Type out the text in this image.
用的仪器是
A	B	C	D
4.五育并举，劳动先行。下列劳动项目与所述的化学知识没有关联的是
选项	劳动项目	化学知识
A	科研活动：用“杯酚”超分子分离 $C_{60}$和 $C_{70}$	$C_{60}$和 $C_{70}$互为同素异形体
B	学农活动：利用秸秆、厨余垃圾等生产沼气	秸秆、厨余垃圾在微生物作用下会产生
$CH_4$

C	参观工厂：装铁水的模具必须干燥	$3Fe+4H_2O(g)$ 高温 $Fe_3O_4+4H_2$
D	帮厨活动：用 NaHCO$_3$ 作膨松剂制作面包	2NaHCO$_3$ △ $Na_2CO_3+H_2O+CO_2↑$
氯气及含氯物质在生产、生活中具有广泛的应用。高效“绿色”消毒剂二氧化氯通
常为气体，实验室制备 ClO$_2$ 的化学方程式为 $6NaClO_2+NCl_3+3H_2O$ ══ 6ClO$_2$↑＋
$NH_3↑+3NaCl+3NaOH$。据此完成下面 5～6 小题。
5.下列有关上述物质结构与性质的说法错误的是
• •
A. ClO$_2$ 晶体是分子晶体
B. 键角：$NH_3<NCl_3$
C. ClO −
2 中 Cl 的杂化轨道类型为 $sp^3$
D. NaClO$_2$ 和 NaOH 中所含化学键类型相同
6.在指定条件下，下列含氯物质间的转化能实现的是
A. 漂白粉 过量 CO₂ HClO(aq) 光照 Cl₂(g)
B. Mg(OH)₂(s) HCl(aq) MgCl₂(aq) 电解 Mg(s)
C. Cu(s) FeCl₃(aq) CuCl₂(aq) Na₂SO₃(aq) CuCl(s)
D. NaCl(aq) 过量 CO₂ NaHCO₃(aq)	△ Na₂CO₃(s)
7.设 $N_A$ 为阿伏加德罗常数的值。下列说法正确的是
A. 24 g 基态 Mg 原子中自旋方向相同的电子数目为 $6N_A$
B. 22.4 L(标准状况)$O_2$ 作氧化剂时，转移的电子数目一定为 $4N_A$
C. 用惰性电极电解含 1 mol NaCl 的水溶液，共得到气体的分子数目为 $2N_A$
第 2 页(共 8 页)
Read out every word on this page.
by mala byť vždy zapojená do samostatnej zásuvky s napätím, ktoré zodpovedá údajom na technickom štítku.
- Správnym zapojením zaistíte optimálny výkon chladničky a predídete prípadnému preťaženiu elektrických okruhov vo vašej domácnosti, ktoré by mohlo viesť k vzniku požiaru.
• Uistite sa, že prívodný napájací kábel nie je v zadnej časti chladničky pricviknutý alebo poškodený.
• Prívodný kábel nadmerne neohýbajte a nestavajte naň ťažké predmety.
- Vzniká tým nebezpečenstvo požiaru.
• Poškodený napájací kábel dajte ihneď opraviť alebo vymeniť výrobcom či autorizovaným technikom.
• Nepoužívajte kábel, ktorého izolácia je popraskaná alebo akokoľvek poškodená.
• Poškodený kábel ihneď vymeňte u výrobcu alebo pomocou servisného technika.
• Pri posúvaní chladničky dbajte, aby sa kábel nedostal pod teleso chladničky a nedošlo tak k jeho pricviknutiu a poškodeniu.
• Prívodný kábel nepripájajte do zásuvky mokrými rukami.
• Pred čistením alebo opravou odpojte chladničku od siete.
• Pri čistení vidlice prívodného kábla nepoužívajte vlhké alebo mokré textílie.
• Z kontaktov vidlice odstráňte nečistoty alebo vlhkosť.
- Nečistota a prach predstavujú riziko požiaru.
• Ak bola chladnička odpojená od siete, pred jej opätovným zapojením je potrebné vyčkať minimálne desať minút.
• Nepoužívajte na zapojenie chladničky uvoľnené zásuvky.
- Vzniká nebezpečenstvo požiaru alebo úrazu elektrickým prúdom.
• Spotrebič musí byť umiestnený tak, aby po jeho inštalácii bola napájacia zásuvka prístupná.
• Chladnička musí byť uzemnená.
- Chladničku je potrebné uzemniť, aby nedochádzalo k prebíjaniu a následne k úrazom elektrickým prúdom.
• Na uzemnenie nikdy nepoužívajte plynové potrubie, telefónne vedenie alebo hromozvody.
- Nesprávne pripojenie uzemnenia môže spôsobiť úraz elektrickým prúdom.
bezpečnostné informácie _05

-----

- _WHAT IS EXPECTED_:
Note each line of the entries that has "this" in it, and copy those lines.

- _TASK RESULT_:
Type out the text in this image.
Read out every word on this page.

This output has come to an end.